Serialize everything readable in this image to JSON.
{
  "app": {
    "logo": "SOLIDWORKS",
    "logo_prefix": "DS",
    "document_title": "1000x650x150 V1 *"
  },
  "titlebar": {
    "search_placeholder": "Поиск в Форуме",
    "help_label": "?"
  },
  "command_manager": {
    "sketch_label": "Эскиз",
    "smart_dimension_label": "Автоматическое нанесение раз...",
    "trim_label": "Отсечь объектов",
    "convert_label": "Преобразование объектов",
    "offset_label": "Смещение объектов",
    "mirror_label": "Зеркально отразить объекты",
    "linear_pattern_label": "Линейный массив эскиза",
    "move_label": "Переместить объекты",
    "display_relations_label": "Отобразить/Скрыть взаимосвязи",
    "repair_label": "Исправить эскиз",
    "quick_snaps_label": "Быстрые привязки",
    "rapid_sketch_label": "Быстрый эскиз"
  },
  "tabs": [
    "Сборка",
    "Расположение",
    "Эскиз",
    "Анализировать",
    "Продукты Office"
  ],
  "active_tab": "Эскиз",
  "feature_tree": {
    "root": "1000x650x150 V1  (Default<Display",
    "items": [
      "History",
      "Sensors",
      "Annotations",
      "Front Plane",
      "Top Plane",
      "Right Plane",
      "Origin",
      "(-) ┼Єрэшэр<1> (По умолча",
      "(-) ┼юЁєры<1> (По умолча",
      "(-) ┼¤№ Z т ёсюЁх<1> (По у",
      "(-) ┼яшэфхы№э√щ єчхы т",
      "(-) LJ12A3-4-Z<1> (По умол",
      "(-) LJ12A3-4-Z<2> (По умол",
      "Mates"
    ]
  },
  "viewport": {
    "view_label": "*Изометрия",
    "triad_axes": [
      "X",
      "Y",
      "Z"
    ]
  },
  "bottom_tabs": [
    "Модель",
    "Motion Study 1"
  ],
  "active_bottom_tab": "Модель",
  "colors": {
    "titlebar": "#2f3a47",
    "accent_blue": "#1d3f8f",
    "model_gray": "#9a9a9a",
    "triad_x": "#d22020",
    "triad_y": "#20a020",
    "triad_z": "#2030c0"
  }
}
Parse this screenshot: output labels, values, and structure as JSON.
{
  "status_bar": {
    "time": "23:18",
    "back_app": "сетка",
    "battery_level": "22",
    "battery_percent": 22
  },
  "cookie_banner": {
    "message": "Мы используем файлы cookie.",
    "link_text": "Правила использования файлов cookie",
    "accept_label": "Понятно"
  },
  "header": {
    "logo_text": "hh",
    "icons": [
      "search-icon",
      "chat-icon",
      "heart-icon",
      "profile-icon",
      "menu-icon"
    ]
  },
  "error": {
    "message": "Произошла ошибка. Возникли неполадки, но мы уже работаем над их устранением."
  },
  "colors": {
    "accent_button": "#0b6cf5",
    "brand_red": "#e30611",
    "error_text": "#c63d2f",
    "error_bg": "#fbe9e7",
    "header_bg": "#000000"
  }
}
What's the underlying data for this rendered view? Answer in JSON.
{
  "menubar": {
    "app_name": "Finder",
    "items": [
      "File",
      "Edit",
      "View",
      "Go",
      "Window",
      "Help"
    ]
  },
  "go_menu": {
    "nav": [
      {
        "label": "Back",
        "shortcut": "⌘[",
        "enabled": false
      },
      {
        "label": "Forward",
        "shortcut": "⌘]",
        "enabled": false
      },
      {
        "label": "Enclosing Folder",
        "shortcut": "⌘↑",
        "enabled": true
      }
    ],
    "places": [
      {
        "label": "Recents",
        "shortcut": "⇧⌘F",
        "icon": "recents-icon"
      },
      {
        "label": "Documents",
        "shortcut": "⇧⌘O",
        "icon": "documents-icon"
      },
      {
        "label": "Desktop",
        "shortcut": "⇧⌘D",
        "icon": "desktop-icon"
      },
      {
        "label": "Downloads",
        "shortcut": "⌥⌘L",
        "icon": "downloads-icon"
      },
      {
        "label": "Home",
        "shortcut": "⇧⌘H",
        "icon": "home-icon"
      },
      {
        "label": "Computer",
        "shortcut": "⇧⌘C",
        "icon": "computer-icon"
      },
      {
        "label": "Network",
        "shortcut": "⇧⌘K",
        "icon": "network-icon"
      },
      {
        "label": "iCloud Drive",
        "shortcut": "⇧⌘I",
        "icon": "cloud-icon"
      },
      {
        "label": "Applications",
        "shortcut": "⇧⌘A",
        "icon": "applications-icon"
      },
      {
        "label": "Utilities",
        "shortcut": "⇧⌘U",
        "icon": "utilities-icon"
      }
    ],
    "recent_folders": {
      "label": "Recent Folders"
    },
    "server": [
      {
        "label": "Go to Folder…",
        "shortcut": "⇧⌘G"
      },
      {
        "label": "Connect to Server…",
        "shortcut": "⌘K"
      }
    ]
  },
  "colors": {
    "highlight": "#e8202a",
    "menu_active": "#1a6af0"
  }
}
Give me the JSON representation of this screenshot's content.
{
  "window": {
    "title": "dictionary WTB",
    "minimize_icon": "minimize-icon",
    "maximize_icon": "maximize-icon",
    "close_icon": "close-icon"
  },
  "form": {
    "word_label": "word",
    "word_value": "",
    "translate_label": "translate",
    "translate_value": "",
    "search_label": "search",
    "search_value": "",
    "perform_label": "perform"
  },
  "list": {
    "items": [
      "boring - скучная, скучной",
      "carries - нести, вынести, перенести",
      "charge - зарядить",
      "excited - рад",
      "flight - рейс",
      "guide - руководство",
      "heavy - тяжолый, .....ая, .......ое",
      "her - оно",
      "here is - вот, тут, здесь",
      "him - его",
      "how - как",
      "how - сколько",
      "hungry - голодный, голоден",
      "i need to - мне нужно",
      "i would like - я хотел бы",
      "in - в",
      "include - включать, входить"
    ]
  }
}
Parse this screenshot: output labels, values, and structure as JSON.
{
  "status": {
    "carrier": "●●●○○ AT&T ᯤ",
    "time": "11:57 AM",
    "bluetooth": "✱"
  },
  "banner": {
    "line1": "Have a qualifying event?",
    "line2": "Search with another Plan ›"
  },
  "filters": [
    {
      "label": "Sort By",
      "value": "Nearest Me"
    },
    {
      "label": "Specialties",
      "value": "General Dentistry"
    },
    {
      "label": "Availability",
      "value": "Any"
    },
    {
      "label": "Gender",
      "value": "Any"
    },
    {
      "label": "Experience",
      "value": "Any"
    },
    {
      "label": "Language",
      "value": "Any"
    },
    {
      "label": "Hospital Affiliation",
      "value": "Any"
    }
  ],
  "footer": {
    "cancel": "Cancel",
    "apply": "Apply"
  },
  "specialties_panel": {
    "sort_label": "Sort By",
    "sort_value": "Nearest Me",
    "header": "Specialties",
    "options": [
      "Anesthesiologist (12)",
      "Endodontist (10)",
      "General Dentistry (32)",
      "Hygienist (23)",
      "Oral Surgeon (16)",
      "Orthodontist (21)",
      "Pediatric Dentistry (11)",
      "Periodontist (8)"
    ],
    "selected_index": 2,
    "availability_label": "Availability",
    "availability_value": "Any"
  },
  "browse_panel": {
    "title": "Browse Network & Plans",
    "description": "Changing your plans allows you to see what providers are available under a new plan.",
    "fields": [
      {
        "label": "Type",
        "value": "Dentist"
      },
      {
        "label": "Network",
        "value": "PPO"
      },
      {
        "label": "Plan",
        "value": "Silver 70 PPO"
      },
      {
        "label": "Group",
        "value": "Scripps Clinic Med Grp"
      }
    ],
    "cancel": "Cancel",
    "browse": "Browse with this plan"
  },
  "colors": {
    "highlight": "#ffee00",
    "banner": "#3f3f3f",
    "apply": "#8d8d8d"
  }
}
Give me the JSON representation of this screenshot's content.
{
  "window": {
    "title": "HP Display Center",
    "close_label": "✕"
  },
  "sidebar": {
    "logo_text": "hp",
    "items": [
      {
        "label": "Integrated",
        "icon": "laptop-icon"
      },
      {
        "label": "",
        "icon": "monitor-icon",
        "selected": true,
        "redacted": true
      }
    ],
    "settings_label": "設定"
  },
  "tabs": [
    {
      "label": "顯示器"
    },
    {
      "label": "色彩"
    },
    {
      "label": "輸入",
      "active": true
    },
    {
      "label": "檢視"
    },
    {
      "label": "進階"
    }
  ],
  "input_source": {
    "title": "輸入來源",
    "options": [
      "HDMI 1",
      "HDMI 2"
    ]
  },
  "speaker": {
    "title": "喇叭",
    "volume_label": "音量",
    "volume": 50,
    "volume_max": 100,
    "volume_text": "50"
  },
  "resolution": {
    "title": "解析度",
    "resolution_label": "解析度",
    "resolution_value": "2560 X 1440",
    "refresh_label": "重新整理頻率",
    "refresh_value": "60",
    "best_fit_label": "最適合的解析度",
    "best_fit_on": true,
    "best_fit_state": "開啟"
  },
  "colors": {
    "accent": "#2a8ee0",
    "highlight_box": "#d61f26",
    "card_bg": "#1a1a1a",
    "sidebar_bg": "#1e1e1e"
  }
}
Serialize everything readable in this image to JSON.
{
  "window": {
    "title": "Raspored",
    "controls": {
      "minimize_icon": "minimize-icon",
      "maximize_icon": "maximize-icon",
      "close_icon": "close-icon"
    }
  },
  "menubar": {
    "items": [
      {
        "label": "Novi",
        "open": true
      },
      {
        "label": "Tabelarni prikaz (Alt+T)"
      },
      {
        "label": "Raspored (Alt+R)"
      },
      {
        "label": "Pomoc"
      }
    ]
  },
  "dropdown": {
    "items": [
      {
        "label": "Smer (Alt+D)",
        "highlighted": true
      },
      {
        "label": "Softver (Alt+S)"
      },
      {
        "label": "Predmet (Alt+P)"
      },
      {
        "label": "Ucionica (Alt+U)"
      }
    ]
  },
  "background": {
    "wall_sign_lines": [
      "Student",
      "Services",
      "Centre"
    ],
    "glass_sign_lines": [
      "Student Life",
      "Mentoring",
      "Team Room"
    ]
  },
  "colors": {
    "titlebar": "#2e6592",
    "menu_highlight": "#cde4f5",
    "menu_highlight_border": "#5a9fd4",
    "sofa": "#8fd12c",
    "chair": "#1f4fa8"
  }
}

========

Return each line that includes "Raspored".

Solution to this task >>
    "title": "Raspored",
        "label": "Raspored (Alt+R)"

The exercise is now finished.